====== Exercise material ======

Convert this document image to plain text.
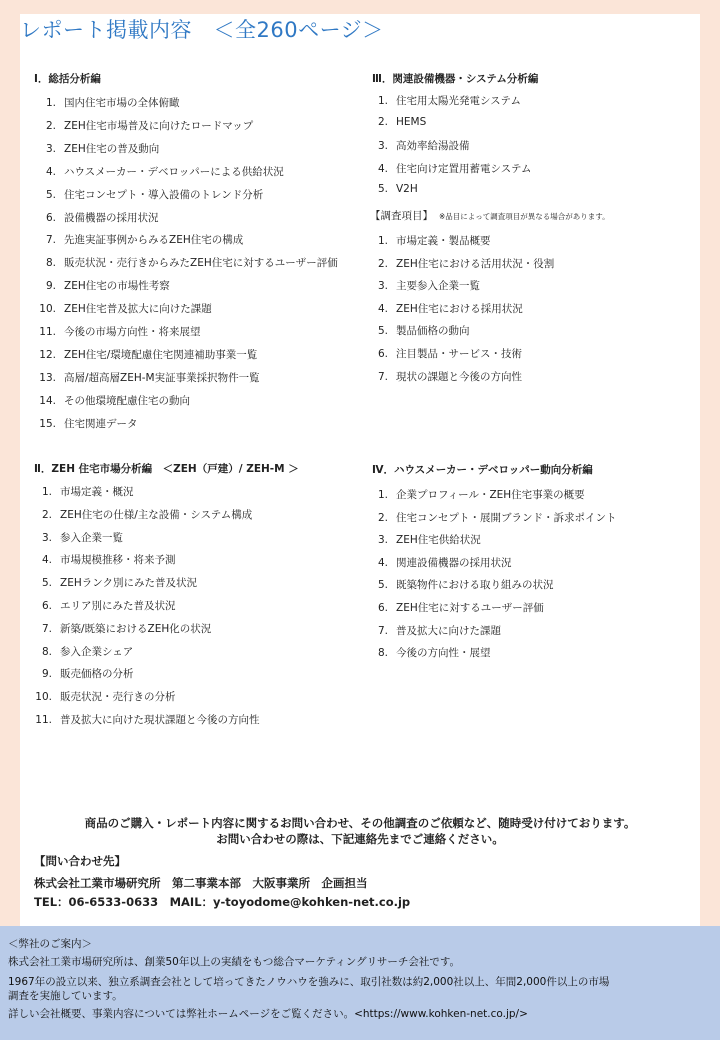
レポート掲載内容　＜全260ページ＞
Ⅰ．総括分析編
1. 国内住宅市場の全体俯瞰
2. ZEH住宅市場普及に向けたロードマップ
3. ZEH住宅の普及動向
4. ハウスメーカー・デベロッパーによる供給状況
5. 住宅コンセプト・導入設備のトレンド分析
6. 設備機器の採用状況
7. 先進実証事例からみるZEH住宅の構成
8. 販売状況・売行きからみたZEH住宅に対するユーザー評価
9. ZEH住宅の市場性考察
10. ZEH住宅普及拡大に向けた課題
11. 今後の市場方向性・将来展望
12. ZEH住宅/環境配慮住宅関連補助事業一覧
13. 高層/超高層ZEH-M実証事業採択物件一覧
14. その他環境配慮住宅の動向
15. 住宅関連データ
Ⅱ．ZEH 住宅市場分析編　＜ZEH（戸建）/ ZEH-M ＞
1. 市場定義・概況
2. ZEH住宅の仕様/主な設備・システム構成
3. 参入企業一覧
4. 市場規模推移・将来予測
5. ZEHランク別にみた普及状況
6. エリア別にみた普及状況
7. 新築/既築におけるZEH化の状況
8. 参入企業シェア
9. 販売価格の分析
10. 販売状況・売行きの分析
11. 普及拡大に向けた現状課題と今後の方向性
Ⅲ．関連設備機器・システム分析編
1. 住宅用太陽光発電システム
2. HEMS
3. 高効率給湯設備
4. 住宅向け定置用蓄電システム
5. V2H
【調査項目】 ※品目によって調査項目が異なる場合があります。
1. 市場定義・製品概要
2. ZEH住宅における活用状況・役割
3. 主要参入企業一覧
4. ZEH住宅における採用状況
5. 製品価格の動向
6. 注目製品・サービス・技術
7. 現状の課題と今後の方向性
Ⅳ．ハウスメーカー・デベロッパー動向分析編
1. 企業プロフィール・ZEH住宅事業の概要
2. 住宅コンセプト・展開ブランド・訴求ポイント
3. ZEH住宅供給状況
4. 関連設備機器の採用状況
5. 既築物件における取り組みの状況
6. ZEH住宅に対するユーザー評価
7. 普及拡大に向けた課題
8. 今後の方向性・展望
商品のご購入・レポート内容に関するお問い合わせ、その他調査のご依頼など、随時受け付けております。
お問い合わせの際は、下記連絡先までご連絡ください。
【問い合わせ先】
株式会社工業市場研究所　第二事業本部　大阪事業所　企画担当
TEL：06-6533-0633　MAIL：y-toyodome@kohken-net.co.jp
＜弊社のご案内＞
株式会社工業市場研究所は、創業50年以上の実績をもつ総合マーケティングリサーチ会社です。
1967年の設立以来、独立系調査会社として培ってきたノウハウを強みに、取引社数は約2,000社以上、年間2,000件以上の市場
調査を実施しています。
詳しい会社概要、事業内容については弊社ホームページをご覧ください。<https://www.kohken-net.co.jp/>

======
====== Exercise material ======

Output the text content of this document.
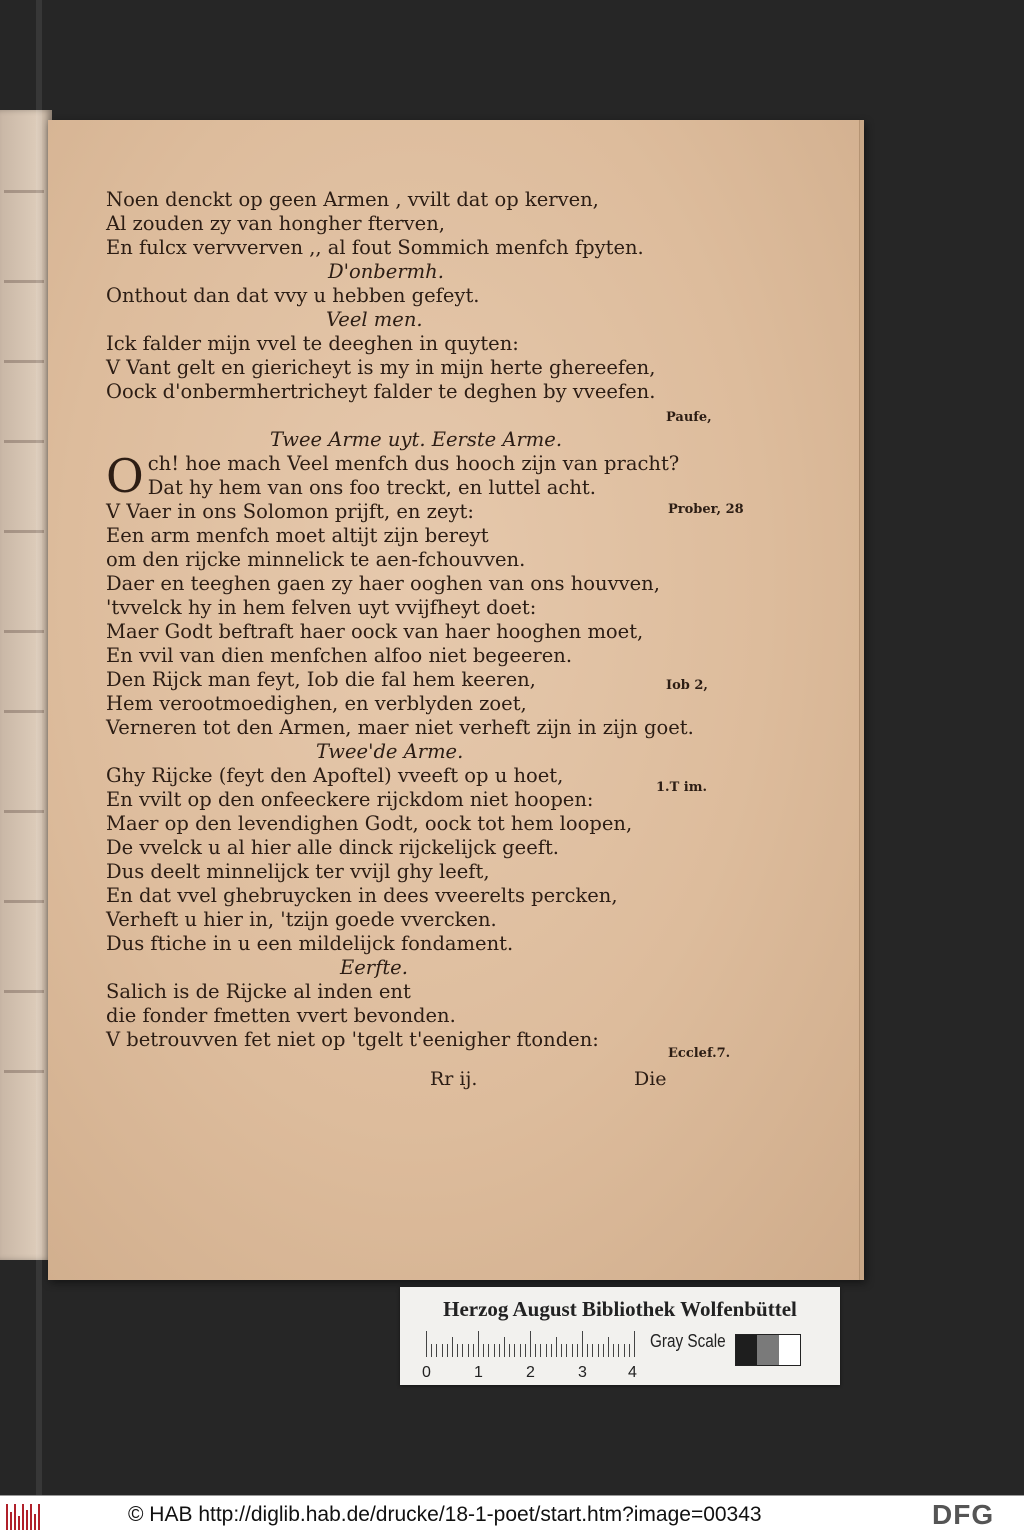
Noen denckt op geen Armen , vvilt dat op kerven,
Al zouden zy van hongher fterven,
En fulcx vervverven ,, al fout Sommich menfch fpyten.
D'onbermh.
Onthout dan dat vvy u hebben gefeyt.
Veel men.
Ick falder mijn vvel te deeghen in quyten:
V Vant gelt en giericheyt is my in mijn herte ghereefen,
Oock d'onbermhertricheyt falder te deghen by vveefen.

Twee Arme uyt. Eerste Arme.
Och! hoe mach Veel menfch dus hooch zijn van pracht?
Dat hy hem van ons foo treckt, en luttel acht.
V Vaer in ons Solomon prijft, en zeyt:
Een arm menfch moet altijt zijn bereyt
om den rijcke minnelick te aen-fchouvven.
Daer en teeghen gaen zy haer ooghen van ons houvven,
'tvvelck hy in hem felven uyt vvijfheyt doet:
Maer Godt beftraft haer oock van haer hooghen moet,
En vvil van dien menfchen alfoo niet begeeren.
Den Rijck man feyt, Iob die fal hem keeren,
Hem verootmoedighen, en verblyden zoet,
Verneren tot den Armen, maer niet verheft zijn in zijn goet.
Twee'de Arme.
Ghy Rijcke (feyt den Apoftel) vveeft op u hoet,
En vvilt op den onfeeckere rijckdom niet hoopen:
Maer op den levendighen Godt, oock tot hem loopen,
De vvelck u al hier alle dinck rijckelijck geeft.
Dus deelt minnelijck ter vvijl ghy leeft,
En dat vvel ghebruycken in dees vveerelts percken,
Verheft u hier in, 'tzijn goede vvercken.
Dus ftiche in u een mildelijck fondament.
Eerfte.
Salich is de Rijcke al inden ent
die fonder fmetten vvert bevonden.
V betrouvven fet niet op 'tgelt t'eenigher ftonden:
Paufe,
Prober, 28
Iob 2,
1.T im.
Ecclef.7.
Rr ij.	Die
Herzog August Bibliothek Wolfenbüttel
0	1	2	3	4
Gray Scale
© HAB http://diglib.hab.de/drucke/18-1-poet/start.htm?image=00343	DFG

======

### Task to complete
Within the listing above, work out how many lines contain the string "document", and reply with that number only.

### Task result
2